#### MATERIAL FOR THIS EXERCISE:
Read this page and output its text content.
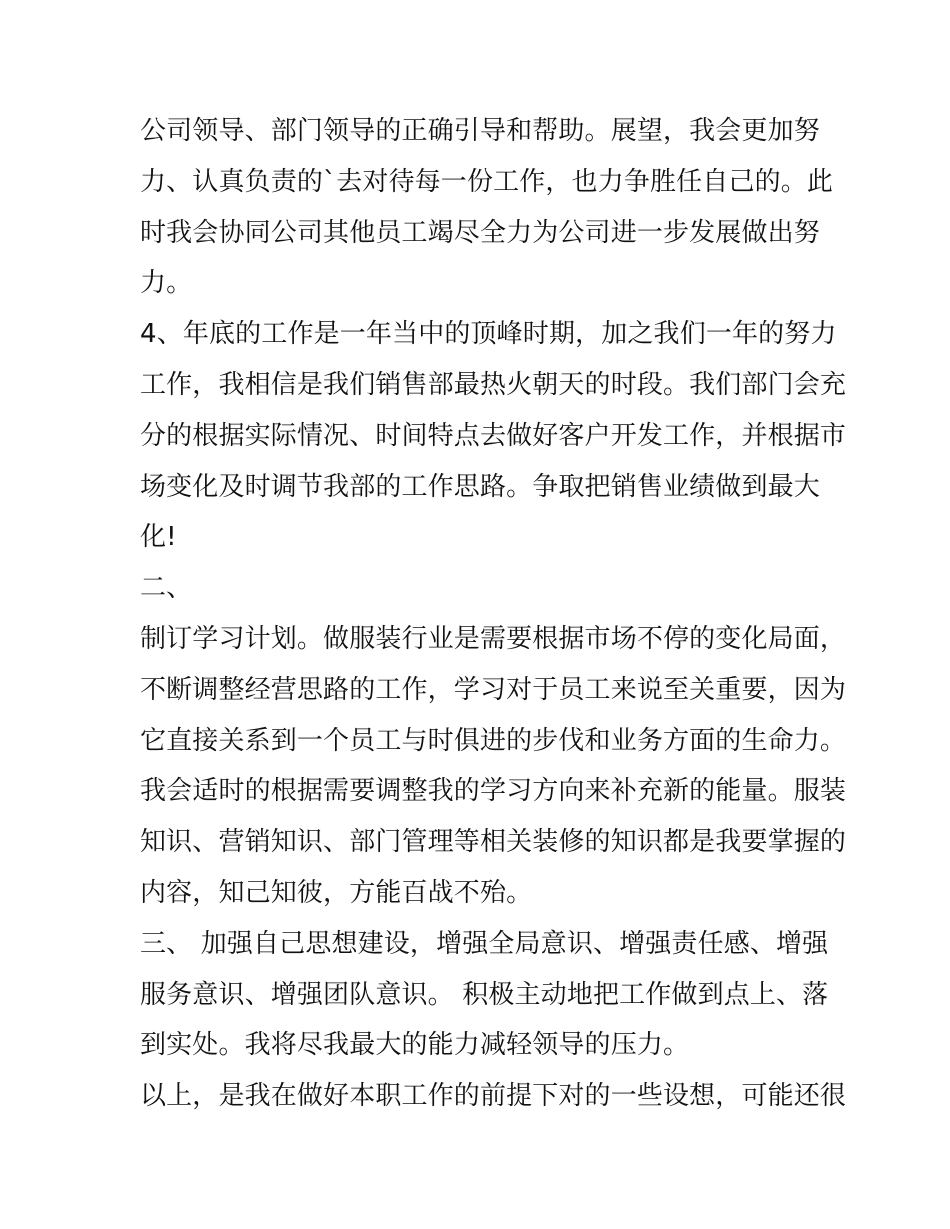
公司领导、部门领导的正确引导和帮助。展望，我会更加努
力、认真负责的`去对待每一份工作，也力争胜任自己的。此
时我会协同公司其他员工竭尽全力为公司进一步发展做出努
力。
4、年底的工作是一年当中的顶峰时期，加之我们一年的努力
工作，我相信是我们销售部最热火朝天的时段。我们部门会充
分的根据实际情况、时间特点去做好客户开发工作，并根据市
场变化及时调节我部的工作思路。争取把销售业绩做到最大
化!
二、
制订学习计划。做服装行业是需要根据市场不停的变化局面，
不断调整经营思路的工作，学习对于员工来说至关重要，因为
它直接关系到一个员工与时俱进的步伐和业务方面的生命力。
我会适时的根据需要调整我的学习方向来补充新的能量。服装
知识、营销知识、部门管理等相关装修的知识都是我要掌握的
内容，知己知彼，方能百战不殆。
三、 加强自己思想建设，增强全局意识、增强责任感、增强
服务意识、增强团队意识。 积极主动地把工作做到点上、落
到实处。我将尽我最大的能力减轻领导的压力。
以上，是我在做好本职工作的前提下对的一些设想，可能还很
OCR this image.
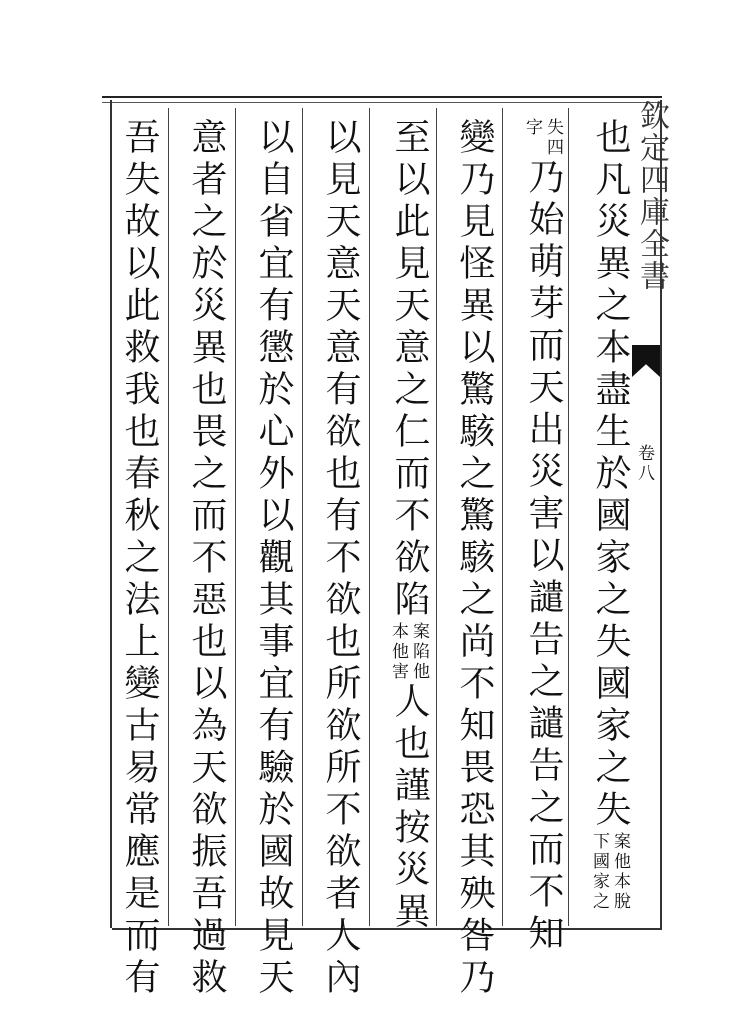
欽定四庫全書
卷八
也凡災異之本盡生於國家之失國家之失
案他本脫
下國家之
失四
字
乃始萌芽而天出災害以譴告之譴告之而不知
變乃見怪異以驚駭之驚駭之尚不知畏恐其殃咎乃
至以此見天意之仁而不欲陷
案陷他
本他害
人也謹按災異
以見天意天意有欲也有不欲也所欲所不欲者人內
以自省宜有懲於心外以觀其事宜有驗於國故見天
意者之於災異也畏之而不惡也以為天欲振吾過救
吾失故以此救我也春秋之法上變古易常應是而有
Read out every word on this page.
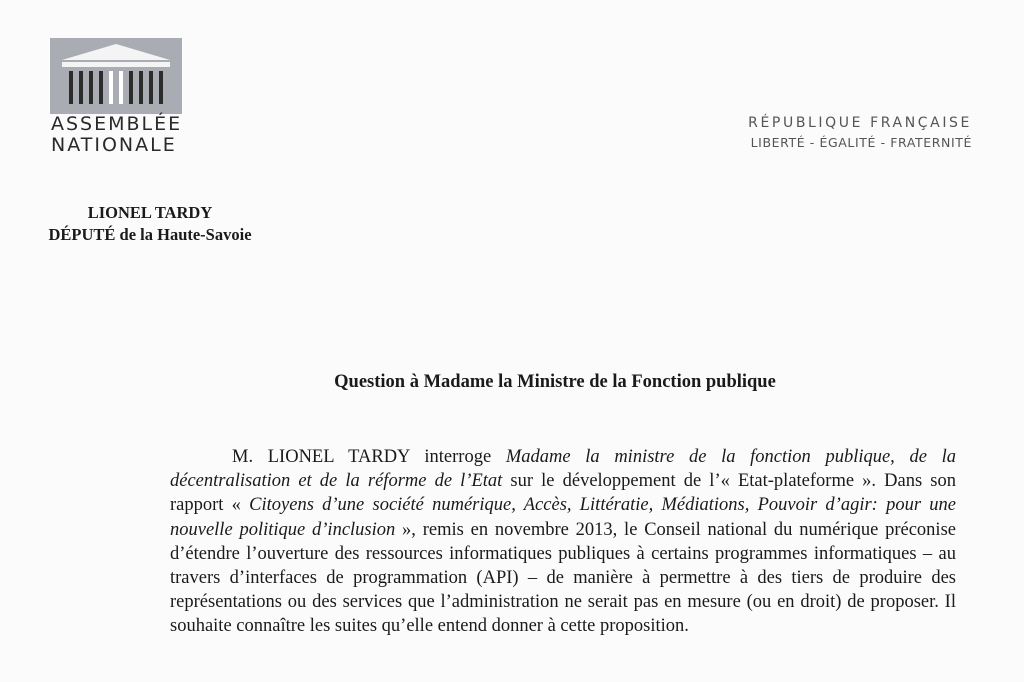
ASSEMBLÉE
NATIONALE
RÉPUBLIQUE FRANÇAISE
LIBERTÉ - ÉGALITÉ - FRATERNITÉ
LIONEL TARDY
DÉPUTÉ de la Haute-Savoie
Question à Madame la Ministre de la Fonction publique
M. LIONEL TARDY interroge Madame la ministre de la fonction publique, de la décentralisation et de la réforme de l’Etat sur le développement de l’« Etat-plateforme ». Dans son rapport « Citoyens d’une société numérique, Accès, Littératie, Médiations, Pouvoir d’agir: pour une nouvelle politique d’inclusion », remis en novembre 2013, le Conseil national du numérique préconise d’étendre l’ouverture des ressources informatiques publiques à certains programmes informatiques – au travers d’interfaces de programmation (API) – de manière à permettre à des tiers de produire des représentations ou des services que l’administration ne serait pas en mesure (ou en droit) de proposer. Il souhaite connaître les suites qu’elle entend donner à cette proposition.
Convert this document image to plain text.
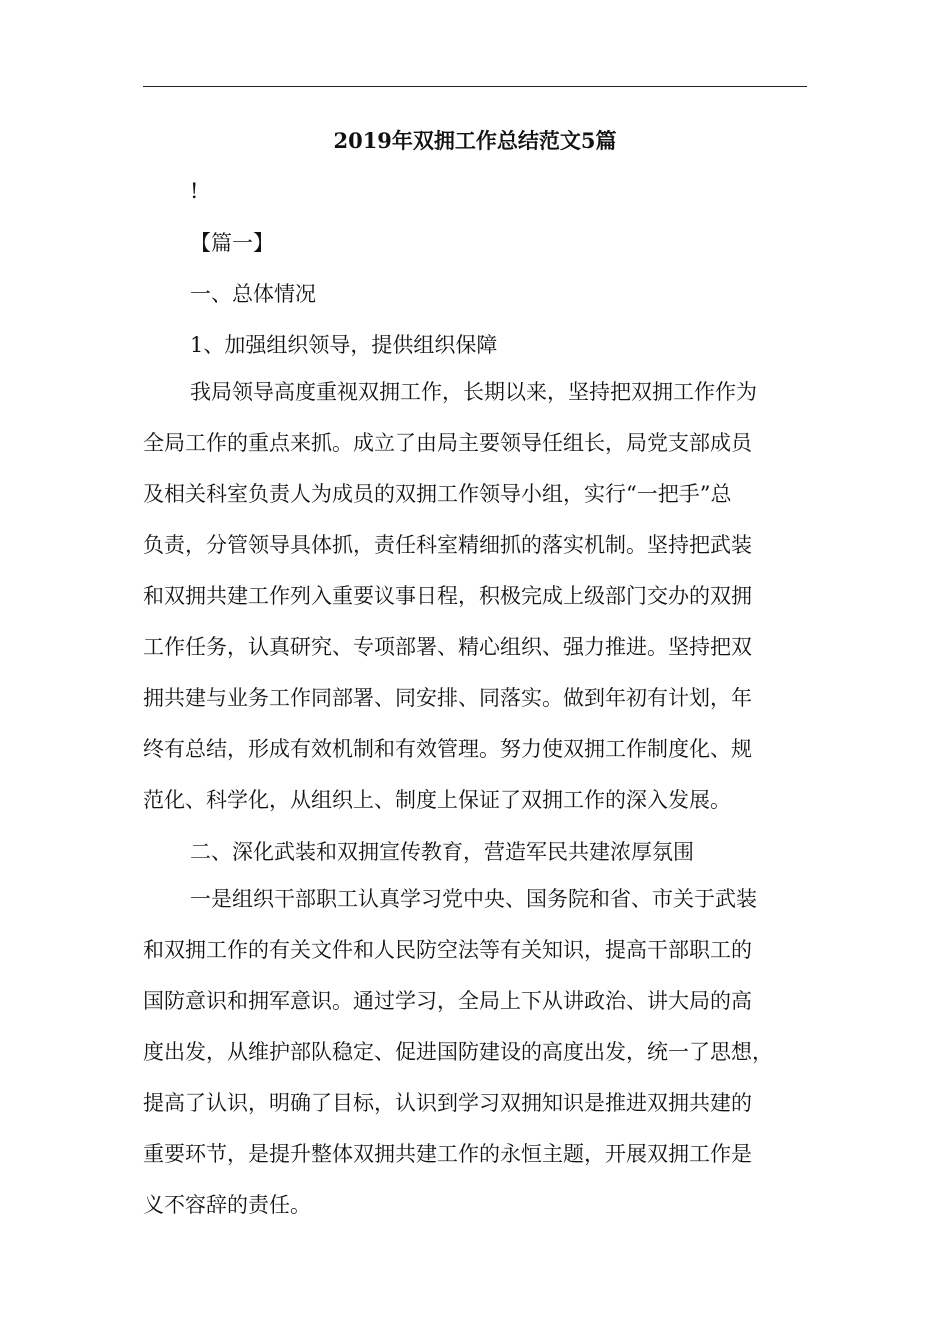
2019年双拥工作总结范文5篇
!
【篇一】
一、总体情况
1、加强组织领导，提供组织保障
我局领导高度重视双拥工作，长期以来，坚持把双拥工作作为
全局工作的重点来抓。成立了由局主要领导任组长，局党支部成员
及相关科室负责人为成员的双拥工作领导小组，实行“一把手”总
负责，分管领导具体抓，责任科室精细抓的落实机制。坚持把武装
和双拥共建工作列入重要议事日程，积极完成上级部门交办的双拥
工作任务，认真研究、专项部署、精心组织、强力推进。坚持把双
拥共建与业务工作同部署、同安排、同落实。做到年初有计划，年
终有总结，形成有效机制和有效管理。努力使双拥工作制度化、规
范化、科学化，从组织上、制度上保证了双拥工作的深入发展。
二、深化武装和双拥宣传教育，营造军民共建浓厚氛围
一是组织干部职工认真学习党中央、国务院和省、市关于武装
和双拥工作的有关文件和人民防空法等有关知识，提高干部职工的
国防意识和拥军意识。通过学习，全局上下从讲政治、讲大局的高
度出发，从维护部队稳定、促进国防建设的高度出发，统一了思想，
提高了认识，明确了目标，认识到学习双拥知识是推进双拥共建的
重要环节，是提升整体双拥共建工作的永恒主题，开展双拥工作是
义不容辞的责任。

#### PROBLEM DESCRIPTION:
Images in the records should not be copied. Repeat all the rest exactly.

#### OUTPUT BELOW:
Read this page and output its text content.
公司领导、部门领导的正确引导和帮助。展望，我会更加努
力、认真负责的`去对待每一份工作，也力争胜任自己的。此
时我会协同公司其他员工竭尽全力为公司进一步发展做出努
力。
4、年底的工作是一年当中的顶峰时期，加之我们一年的努力
工作，我相信是我们销售部最热火朝天的时段。我们部门会充
分的根据实际情况、时间特点去做好客户开发工作，并根据市
场变化及时调节我部的工作思路。争取把销售业绩做到最大
化!
二、
制订学习计划。做服装行业是需要根据市场不停的变化局面，
不断调整经营思路的工作，学习对于员工来说至关重要，因为
它直接关系到一个员工与时俱进的步伐和业务方面的生命力。
我会适时的根据需要调整我的学习方向来补充新的能量。服装
知识、营销知识、部门管理等相关装修的知识都是我要掌握的
内容，知己知彼，方能百战不殆。
三、 加强自己思想建设，增强全局意识、增强责任感、增强
服务意识、增强团队意识。 积极主动地把工作做到点上、落
到实处。我将尽我最大的能力减轻领导的压力。
以上，是我在做好本职工作的前提下对的一些设想，可能还很
OCR this image.
欽定四庫全書
卷八
也凡災異之本盡生於國家之失國家之失
案他本脫
下國家之
失四
字
乃始萌芽而天出災害以譴告之譴告之而不知
變乃見怪異以驚駭之驚駭之尚不知畏恐其殃咎乃
至以此見天意之仁而不欲陷
案陷他
本他害
人也謹按災異
以見天意天意有欲也有不欲也所欲所不欲者人內
以自省宜有懲於心外以觀其事宜有驗於國故見天
意者之於災異也畏之而不惡也以為天欲振吾過救
吾失故以此救我也春秋之法上變古易常應是而有
Read out every word on this page.
ASSEMBLÉE
NATIONALE
RÉPUBLIQUE FRANÇAISE
LIBERTÉ - ÉGALITÉ - FRATERNITÉ
LIONEL TARDY
DÉPUTÉ de la Haute-Savoie
Question à Madame la Ministre de la Fonction publique
M. LIONEL TARDY interroge Madame la ministre de la fonction publique, de la décentralisation et de la réforme de l’Etat sur le développement de l’« Etat-plateforme ». Dans son rapport « Citoyens d’une société numérique, Accès, Littératie, Médiations, Pouvoir d’agir: pour une nouvelle politique d’inclusion », remis en novembre 2013, le Conseil national du numérique préconise d’étendre l’ouverture des ressources informatiques publiques à certains programmes informatiques – au travers d’interfaces de programmation (API) – de manière à permettre à des tiers de produire des représentations ou des services que l’administration ne serait pas en mesure (ou en droit) de proposer. Il souhaite connaître les suites qu’elle entend donner à cette proposition.
Convert this document image to plain text.
2019年双拥工作总结范文5篇
!
【篇一】
一、总体情况
1、加强组织领导，提供组织保障
我局领导高度重视双拥工作，长期以来，坚持把双拥工作作为
全局工作的重点来抓。成立了由局主要领导任组长，局党支部成员
及相关科室负责人为成员的双拥工作领导小组，实行“一把手”总
负责，分管领导具体抓，责任科室精细抓的落实机制。坚持把武装
和双拥共建工作列入重要议事日程，积极完成上级部门交办的双拥
工作任务，认真研究、专项部署、精心组织、强力推进。坚持把双
拥共建与业务工作同部署、同安排、同落实。做到年初有计划，年
终有总结，形成有效机制和有效管理。努力使双拥工作制度化、规
范化、科学化，从组织上、制度上保证了双拥工作的深入发展。
二、深化武装和双拥宣传教育，营造军民共建浓厚氛围
一是组织干部职工认真学习党中央、国务院和省、市关于武装
和双拥工作的有关文件和人民防空法等有关知识，提高干部职工的
国防意识和拥军意识。通过学习，全局上下从讲政治、讲大局的高
度出发，从维护部队稳定、促进国防建设的高度出发，统一了思想，
提高了认识，明确了目标，认识到学习双拥知识是推进双拥共建的
重要环节，是提升整体双拥共建工作的永恒主题，开展双拥工作是
义不容辞的责任。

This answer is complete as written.